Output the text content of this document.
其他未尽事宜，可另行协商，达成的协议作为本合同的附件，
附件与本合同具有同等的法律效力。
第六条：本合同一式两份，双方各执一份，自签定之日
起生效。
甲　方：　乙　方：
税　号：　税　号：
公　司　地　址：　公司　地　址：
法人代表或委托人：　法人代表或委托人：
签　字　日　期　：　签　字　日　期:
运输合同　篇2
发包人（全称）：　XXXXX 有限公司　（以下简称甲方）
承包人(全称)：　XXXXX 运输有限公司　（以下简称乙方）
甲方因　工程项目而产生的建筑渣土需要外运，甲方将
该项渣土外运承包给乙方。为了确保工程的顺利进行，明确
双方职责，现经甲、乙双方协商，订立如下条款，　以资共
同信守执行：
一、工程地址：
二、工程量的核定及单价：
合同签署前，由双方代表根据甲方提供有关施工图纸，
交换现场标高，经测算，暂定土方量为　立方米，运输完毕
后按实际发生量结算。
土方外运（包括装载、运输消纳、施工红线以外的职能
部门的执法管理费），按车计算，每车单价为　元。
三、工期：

▶ _What is needed_: In the records above, find each line that holds the word "XXXXX"; copy all such lines.

▶ _Task result_:
发包人（全称）：　XXXXX 有限公司　（以下简称甲方）
承包人(全称)：　XXXXX 运输有限公司　（以下简称乙方）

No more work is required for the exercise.